TO BE DONE – Could you print every record below exactly as it appears?

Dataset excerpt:

━━━━━━

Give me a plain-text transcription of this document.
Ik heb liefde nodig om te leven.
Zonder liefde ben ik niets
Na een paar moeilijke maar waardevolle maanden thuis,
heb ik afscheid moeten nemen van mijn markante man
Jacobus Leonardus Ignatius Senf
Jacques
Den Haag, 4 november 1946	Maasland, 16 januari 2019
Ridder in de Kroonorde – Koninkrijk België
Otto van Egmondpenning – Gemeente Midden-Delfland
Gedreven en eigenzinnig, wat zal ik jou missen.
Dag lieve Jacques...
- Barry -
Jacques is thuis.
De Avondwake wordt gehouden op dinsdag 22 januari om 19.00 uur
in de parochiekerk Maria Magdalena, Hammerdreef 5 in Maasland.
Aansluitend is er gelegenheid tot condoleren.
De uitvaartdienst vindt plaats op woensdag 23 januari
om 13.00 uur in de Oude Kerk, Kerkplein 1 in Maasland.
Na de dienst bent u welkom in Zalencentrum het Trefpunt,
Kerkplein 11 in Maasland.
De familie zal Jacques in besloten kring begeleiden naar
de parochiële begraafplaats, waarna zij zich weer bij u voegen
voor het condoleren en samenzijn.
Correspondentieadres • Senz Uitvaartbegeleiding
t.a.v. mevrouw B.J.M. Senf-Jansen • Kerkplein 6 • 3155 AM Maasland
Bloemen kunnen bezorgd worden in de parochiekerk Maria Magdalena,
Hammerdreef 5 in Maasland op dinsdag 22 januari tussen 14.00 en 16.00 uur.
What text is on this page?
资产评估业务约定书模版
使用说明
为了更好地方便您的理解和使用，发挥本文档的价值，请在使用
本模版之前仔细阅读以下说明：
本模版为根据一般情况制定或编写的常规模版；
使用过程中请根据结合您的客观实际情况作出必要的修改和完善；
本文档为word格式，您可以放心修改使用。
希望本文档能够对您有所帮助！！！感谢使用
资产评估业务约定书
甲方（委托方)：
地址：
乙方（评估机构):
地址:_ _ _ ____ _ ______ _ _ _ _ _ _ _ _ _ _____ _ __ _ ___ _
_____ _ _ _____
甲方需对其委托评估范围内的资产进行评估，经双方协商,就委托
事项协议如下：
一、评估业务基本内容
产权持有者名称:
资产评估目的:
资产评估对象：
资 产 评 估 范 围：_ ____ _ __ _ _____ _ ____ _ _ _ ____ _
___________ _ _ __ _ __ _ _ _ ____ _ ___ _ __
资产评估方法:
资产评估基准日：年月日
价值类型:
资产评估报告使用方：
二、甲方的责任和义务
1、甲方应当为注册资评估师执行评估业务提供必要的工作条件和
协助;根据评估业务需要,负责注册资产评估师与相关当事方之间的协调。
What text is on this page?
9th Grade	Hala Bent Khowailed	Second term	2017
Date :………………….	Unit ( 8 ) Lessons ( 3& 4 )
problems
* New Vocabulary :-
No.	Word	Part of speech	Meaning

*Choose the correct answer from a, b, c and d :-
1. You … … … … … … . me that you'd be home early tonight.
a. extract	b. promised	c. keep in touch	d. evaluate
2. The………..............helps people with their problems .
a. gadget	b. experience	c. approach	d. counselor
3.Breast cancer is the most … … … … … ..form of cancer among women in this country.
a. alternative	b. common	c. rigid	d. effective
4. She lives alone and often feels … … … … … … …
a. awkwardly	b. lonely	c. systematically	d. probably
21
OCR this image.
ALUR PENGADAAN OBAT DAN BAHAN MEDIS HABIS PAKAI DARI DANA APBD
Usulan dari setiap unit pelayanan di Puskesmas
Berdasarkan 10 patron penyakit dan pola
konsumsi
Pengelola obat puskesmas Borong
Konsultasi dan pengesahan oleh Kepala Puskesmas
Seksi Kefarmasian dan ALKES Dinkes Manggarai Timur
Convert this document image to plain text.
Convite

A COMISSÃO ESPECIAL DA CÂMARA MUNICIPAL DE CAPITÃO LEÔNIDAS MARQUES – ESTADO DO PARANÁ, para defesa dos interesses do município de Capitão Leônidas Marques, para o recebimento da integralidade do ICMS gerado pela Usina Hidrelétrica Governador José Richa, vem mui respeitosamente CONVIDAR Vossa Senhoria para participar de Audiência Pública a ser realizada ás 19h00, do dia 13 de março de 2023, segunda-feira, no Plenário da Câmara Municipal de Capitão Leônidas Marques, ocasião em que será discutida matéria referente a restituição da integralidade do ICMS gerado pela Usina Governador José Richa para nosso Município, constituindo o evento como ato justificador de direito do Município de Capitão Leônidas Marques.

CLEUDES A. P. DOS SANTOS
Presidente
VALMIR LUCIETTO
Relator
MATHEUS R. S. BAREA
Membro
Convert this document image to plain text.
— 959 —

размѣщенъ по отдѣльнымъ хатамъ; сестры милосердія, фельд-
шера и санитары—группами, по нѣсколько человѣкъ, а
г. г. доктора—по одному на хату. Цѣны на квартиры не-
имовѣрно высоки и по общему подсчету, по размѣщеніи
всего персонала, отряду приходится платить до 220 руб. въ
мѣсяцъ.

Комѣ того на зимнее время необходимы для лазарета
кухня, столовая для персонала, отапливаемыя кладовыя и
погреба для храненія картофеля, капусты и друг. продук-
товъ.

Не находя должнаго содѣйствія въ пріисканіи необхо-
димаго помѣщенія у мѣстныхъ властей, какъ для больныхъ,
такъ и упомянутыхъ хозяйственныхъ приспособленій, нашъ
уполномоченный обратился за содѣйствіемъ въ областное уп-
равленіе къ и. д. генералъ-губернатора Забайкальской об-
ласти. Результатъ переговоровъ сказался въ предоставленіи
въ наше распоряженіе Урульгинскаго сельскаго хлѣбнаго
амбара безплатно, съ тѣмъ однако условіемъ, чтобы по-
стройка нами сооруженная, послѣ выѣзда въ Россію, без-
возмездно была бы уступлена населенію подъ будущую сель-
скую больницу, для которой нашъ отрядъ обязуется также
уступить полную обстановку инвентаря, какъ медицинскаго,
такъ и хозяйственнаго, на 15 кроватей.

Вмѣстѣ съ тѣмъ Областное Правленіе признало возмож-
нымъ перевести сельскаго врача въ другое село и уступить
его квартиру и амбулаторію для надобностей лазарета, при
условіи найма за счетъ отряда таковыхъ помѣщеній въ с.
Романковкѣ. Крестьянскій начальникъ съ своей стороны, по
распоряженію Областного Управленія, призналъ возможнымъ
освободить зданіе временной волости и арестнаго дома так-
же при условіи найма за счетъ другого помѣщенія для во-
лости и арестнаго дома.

━━━━━━

FINAL ANSWER –
Give me a plain-text transcription of this document.
Ik heb liefde nodig om te leven.
Zonder liefde ben ik niets
Na een paar moeilijke maar waardevolle maanden thuis,
heb ik afscheid moeten nemen van mijn markante man
Jacobus Leonardus Ignatius Senf
Jacques
Den Haag, 4 november 1946	Maasland, 16 januari 2019
Ridder in de Kroonorde – Koninkrijk België
Otto van Egmondpenning – Gemeente Midden-Delfland
Gedreven en eigenzinnig, wat zal ik jou missen.
Dag lieve Jacques...
- Barry -
Jacques is thuis.
De Avondwake wordt gehouden op dinsdag 22 januari om 19.00 uur
in de parochiekerk Maria Magdalena, Hammerdreef 5 in Maasland.
Aansluitend is er gelegenheid tot condoleren.
De uitvaartdienst vindt plaats op woensdag 23 januari
om 13.00 uur in de Oude Kerk, Kerkplein 1 in Maasland.
Na de dienst bent u welkom in Zalencentrum het Trefpunt,
Kerkplein 11 in Maasland.
De familie zal Jacques in besloten kring begeleiden naar
de parochiële begraafplaats, waarna zij zich weer bij u voegen
voor het condoleren en samenzijn.
Correspondentieadres • Senz Uitvaartbegeleiding
t.a.v. mevrouw B.J.M. Senf-Jansen • Kerkplein 6 • 3155 AM Maasland
Bloemen kunnen bezorgd worden in de parochiekerk Maria Magdalena,
Hammerdreef 5 in Maasland op dinsdag 22 januari tussen 14.00 en 16.00 uur.
What text is on this page?
资产评估业务约定书模版
使用说明
为了更好地方便您的理解和使用，发挥本文档的价值，请在使用
本模版之前仔细阅读以下说明：
本模版为根据一般情况制定或编写的常规模版；
使用过程中请根据结合您的客观实际情况作出必要的修改和完善；
本文档为word格式，您可以放心修改使用。
希望本文档能够对您有所帮助！！！感谢使用
资产评估业务约定书
甲方（委托方)：
地址：
乙方（评估机构):
地址:_ _ _ ____ _ ______ _ _ _ _ _ _ _ _ _ _____ _ __ _ ___ _
_____ _ _ _____
甲方需对其委托评估范围内的资产进行评估，经双方协商,就委托
事项协议如下：
一、评估业务基本内容
产权持有者名称:
资产评估目的:
资产评估对象：
资 产 评 估 范 围：_ ____ _ __ _ _____ _ ____ _ _ _ ____ _
___________ _ _ __ _ __ _ _ _ ____ _ ___ _ __
资产评估方法:
资产评估基准日：年月日
价值类型:
资产评估报告使用方：
二、甲方的责任和义务
1、甲方应当为注册资评估师执行评估业务提供必要的工作条件和
协助;根据评估业务需要,负责注册资产评估师与相关当事方之间的协调。
What text is on this page?
9th Grade	Hala Bent Khowailed	Second term	2017
Date :………………….	Unit ( 8 ) Lessons ( 3& 4 )
problems
* New Vocabulary :-
No.	Word	Part of speech	Meaning

*Choose the correct answer from a, b, c and d :-
1. You … … … … … … . me that you'd be home early tonight.
a. extract	b. promised	c. keep in touch	d. evaluate
2. The………..............helps people with their problems .
a. gadget	b. experience	c. approach	d. counselor
3.Breast cancer is the most … … … … … ..form of cancer among women in this country.
a. alternative	b. common	c. rigid	d. effective
4. She lives alone and often feels … … … … … … …
a. awkwardly	b. lonely	c. systematically	d. probably
21
OCR this image.
ALUR PENGADAAN OBAT DAN BAHAN MEDIS HABIS PAKAI DARI DANA APBD
Usulan dari setiap unit pelayanan di Puskesmas
Berdasarkan 10 patron penyakit dan pola
konsumsi
Pengelola obat puskesmas Borong
Konsultasi dan pengesahan oleh Kepala Puskesmas
Seksi Kefarmasian dan ALKES Dinkes Manggarai Timur
Convert this document image to plain text.
Convite

A COMISSÃO ESPECIAL DA CÂMARA MUNICIPAL DE CAPITÃO LEÔNIDAS MARQUES – ESTADO DO PARANÁ, para defesa dos interesses do município de Capitão Leônidas Marques, para o recebimento da integralidade do ICMS gerado pela Usina Hidrelétrica Governador José Richa, vem mui respeitosamente CONVIDAR Vossa Senhoria para participar de Audiência Pública a ser realizada ás 19h00, do dia 13 de março de 2023, segunda-feira, no Plenário da Câmara Municipal de Capitão Leônidas Marques, ocasião em que será discutida matéria referente a restituição da integralidade do ICMS gerado pela Usina Governador José Richa para nosso Município, constituindo o evento como ato justificador de direito do Município de Capitão Leônidas Marques.

CLEUDES A. P. DOS SANTOS
Presidente
VALMIR LUCIETTO
Relator
MATHEUS R. S. BAREA
Membro
Convert this document image to plain text.
— 959 —

размѣщенъ по отдѣльнымъ хатамъ; сестры милосердія, фельд-
шера и санитары—группами, по нѣсколько человѣкъ, а
г. г. доктора—по одному на хату. Цѣны на квартиры не-
имовѣрно высоки и по общему подсчету, по размѣщеніи
всего персонала, отряду приходится платить до 220 руб. въ
мѣсяцъ.

Комѣ того на зимнее время необходимы для лазарета
кухня, столовая для персонала, отапливаемыя кладовыя и
погреба для храненія картофеля, капусты и друг. продук-
товъ.

Не находя должнаго содѣйствія въ пріисканіи необхо-
димаго помѣщенія у мѣстныхъ властей, какъ для больныхъ,
такъ и упомянутыхъ хозяйственныхъ приспособленій, нашъ
уполномоченный обратился за содѣйствіемъ въ областное уп-
равленіе къ и. д. генералъ-губернатора Забайкальской об-
ласти. Результатъ переговоровъ сказался въ предоставленіи
въ наше распоряженіе Урульгинскаго сельскаго хлѣбнаго
амбара безплатно, съ тѣмъ однако условіемъ, чтобы по-
стройка нами сооруженная, послѣ выѣзда въ Россію, без-
возмездно была бы уступлена населенію подъ будущую сель-
скую больницу, для которой нашъ отрядъ обязуется также
уступить полную обстановку инвентаря, какъ медицинскаго,
такъ и хозяйственнаго, на 15 кроватей.

Вмѣстѣ съ тѣмъ Областное Правленіе признало возмож-
нымъ перевести сельскаго врача въ другое село и уступить
его квартиру и амбулаторію для надобностей лазарета, при
условіи найма за счетъ отряда таковыхъ помѣщеній въ с.
Романковкѣ. Крестьянскій начальникъ съ своей стороны, по
распоряженію Областного Управленія, призналъ возможнымъ
освободить зданіе временной волости и арестнаго дома так-
же при условіи найма за счетъ другого помѣщенія для во-
лости и арестнаго дома.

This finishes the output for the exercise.